Count the lines in the items below that contain the string "shape", and give only that number.

========================================================================

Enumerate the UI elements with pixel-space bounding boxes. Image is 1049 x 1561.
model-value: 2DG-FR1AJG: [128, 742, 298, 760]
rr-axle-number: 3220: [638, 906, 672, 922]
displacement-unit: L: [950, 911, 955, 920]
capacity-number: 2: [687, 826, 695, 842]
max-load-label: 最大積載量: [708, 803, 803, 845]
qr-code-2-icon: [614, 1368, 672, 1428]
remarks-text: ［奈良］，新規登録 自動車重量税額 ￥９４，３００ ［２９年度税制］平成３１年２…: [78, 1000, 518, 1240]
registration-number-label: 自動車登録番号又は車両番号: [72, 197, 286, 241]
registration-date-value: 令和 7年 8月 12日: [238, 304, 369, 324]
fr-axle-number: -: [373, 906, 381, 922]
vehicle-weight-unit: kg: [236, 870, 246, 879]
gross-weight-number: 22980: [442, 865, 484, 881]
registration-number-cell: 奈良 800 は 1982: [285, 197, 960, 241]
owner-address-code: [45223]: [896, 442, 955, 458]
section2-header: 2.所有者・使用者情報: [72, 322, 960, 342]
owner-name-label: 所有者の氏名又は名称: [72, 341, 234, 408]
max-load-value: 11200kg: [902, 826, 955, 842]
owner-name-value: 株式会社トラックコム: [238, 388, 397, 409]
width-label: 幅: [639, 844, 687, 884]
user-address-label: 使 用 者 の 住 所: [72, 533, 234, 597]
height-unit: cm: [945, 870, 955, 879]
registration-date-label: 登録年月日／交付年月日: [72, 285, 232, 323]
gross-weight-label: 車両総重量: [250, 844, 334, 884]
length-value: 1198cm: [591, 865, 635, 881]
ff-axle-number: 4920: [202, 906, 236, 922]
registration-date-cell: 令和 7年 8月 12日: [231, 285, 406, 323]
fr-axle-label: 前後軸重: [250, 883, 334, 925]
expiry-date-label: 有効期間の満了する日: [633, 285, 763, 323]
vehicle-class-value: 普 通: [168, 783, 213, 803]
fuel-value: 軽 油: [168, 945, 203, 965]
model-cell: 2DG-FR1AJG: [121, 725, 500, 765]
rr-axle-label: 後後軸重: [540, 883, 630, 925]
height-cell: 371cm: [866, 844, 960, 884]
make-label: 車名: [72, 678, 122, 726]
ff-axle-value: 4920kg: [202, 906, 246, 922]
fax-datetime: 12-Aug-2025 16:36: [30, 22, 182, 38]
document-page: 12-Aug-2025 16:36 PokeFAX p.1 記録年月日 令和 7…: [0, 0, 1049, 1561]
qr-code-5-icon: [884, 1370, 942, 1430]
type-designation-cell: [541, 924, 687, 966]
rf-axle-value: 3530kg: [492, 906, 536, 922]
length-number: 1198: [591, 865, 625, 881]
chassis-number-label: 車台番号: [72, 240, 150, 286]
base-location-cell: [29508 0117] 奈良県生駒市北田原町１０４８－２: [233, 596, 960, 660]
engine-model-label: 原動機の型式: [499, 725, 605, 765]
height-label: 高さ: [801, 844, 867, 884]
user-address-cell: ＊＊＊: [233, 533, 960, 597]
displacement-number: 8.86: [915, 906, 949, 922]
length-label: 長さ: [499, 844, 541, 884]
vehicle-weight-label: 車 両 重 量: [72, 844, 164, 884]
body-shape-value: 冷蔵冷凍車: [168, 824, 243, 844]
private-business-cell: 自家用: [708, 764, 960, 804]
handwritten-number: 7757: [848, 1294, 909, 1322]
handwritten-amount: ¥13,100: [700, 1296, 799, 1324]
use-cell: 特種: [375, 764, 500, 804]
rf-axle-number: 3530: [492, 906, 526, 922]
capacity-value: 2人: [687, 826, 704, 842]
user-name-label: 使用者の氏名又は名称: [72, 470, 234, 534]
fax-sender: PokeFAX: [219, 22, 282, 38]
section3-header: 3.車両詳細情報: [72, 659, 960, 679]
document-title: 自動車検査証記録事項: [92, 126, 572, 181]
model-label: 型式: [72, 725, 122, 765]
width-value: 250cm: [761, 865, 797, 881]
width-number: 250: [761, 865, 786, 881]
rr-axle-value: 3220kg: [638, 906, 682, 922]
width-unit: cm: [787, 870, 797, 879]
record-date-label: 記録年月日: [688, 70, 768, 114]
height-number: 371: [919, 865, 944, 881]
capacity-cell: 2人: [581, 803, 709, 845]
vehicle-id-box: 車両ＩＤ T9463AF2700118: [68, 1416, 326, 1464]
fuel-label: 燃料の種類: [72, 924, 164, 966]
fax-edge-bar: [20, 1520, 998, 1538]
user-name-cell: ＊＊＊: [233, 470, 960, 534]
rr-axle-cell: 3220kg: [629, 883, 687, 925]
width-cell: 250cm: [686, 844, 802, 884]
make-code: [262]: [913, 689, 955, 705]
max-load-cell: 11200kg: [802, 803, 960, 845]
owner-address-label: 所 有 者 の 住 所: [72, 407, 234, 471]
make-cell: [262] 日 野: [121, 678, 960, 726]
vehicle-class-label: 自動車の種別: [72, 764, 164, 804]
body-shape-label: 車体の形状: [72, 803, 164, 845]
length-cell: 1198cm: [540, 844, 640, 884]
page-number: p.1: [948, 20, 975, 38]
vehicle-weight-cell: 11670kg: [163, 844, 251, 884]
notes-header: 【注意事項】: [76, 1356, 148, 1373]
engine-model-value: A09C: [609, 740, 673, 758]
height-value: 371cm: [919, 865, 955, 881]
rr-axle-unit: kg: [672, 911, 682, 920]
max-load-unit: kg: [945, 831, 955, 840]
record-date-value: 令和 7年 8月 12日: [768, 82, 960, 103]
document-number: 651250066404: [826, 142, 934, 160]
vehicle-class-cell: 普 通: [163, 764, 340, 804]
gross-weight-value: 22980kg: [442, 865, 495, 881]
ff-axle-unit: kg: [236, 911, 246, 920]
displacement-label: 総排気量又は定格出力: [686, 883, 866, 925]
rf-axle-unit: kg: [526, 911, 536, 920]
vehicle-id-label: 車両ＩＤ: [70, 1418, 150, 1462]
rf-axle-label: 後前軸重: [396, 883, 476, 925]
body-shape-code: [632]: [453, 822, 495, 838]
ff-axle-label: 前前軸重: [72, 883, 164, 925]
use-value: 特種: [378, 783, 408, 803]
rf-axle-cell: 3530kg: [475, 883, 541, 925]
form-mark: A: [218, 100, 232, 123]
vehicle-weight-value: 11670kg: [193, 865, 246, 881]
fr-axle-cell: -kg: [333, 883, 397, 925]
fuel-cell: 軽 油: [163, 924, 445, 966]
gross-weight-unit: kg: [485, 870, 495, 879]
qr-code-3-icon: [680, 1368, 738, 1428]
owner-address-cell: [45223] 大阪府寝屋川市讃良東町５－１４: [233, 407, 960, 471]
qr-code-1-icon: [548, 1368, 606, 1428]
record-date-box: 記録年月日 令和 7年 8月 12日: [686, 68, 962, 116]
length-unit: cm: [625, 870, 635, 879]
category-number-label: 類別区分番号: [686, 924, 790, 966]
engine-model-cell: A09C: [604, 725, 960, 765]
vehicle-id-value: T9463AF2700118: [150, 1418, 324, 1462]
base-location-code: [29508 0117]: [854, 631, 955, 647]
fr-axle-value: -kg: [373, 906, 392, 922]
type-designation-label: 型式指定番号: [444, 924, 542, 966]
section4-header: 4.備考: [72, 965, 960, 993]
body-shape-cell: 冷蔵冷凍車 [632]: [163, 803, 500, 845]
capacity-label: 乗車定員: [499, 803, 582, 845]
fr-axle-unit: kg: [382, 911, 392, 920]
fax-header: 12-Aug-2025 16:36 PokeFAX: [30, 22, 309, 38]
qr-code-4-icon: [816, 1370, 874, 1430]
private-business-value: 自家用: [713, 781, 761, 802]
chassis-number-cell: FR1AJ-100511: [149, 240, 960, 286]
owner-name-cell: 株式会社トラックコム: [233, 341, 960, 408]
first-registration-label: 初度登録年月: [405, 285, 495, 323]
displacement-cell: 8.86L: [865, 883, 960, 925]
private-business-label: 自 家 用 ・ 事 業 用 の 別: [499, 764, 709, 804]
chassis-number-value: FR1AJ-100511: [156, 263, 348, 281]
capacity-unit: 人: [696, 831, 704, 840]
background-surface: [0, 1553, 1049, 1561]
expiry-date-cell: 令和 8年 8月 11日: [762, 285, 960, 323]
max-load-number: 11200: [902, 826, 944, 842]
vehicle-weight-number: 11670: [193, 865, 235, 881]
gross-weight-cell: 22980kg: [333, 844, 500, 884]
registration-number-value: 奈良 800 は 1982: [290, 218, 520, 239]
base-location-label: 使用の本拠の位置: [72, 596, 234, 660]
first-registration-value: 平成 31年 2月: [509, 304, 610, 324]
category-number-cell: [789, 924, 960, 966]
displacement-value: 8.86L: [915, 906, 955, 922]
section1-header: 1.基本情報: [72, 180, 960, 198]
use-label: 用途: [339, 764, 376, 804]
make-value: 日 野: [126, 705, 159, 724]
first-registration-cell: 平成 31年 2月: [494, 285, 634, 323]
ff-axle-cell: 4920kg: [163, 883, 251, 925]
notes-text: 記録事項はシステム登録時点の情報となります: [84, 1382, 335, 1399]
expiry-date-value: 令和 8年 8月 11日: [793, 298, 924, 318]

========================================================================

__Right answer__
4